* _Material for the task_:

::::::::::

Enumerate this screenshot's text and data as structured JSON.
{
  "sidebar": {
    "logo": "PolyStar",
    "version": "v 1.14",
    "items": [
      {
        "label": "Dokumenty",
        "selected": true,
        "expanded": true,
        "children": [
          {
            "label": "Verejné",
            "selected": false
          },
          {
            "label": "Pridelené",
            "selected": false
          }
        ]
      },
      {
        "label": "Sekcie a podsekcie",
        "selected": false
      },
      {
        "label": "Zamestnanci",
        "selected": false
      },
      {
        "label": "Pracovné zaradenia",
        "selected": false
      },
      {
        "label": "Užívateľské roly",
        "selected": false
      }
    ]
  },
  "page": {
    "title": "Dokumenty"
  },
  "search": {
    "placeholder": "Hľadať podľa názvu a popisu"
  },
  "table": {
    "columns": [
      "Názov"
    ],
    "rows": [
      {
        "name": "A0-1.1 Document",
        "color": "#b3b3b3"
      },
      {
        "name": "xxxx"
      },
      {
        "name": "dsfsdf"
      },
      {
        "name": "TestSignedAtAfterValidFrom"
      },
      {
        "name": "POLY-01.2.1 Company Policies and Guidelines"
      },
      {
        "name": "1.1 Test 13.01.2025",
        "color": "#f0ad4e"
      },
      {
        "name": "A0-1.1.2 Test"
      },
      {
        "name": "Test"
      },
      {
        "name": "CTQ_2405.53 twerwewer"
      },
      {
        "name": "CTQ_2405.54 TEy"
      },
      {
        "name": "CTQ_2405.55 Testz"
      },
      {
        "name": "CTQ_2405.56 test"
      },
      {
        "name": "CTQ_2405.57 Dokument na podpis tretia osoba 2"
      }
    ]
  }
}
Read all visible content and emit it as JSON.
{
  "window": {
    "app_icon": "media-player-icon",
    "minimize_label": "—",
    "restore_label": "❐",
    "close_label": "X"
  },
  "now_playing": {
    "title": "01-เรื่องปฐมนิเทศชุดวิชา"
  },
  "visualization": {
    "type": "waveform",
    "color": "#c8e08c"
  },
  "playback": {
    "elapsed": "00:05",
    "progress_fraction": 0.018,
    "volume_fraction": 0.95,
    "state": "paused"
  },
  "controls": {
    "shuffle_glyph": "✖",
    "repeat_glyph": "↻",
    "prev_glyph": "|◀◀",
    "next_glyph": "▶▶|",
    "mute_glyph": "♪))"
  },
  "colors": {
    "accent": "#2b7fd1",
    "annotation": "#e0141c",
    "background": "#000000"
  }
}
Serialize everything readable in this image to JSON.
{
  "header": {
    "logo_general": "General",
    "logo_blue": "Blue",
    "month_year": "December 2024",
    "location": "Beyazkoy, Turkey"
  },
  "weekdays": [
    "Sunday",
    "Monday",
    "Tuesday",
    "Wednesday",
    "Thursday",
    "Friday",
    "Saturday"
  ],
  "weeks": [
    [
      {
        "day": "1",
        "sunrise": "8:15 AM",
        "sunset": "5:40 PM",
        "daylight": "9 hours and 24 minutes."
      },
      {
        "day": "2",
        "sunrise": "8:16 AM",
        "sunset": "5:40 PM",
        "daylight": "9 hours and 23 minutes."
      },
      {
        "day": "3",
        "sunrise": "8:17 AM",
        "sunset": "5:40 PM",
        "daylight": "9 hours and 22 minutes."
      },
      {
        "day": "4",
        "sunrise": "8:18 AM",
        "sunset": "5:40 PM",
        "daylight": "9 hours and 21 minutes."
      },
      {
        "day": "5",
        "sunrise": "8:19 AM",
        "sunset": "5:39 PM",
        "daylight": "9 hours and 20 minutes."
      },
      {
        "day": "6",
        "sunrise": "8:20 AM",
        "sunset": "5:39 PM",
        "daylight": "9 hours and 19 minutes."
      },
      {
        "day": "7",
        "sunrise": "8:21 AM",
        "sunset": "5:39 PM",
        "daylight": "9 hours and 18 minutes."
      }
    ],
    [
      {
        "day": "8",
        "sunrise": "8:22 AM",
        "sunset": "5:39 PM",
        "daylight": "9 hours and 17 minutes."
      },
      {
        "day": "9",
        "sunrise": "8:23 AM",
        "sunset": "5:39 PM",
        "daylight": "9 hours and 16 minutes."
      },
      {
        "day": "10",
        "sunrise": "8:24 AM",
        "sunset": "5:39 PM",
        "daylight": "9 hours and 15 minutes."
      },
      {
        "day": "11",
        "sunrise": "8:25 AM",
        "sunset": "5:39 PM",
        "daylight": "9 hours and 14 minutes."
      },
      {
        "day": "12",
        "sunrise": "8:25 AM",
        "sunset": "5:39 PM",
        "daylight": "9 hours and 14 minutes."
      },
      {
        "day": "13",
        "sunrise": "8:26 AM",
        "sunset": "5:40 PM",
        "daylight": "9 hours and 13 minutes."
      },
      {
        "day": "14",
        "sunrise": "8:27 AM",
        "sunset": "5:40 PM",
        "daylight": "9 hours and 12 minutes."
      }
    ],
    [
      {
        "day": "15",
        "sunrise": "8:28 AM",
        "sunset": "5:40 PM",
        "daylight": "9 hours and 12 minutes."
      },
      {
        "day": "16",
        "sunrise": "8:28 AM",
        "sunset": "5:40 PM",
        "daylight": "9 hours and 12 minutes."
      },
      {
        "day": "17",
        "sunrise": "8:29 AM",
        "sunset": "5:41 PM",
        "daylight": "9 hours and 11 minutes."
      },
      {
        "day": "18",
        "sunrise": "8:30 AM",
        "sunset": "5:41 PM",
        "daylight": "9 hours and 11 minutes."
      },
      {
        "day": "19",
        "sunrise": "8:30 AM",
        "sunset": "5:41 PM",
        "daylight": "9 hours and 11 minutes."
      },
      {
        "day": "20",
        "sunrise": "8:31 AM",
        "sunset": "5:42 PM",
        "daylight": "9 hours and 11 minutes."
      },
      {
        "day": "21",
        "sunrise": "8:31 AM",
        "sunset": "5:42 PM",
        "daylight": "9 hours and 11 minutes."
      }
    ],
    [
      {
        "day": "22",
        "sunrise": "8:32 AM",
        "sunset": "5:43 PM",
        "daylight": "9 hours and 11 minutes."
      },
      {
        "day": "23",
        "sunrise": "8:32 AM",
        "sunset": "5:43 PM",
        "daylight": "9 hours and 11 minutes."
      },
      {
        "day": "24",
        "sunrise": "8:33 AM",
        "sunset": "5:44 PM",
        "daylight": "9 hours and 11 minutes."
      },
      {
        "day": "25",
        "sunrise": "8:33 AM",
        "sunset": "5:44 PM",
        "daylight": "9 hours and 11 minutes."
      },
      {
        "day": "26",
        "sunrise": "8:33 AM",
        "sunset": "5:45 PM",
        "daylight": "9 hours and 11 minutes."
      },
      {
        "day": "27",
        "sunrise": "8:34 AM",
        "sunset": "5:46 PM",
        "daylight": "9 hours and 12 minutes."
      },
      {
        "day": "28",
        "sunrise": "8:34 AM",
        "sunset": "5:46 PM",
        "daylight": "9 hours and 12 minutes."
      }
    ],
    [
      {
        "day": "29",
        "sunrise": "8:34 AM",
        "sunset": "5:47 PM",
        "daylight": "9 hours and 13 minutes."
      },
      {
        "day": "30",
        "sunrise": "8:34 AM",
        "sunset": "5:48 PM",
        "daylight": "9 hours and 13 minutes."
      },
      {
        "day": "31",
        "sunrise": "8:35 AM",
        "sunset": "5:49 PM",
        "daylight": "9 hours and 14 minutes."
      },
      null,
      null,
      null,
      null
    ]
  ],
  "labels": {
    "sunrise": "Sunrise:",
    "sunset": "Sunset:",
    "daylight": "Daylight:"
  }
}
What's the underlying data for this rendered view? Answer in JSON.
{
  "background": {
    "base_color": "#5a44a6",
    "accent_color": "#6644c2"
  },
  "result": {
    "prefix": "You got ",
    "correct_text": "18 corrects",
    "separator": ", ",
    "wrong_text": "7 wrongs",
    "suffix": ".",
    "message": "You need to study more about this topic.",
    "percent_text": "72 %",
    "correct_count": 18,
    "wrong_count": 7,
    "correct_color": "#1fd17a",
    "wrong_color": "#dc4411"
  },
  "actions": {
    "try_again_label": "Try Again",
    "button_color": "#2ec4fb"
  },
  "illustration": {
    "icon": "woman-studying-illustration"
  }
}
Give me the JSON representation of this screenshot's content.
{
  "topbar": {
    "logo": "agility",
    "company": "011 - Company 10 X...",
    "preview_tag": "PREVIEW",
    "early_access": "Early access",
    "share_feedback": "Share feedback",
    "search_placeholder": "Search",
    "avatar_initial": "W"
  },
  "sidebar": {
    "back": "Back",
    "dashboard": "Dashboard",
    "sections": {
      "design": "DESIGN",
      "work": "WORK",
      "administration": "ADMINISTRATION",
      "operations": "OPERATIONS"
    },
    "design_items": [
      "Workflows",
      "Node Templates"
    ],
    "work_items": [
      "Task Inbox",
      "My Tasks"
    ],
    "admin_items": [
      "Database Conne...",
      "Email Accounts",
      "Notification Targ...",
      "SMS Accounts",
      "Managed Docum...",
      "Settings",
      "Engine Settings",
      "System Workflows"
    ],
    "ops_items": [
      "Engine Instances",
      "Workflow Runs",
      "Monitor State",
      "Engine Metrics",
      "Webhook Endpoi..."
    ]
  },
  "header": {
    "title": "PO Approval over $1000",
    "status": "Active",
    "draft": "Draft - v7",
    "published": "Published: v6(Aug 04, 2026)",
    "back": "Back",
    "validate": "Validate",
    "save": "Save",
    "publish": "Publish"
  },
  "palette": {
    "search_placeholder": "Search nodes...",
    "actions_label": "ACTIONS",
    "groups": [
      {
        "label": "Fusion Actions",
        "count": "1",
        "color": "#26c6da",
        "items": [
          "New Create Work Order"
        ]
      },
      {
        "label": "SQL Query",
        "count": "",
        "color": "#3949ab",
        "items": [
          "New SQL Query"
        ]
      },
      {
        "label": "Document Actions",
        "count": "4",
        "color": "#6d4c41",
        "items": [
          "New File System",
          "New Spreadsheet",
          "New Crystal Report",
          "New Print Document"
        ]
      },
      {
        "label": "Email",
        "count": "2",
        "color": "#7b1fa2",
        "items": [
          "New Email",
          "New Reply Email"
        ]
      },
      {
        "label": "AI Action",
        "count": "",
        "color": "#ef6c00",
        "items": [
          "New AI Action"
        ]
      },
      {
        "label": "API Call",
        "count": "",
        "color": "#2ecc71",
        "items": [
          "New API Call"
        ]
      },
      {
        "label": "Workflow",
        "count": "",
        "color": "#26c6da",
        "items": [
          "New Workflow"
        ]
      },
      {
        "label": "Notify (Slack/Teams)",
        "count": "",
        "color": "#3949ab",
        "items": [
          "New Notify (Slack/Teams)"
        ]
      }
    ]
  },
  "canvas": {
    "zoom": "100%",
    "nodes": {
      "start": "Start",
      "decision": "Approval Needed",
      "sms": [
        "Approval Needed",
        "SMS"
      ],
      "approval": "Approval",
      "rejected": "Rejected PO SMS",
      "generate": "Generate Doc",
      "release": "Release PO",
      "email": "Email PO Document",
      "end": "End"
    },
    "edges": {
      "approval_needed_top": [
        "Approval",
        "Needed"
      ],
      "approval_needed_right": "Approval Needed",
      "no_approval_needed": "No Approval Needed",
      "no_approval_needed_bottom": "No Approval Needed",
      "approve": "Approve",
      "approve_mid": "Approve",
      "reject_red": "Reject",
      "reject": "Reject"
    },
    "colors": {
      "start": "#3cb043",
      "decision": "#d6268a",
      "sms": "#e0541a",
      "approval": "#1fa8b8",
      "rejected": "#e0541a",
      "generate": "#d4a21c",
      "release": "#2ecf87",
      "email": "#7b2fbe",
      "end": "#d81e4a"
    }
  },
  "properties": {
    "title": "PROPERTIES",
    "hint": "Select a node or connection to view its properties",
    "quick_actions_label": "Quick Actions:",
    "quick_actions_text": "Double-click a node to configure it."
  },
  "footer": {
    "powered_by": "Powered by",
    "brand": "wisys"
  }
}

::::::::::

* _Set problem_:
What is the number of lines above that hold the string "Approve"? Answer with that number alone.

* _Written answer_:
2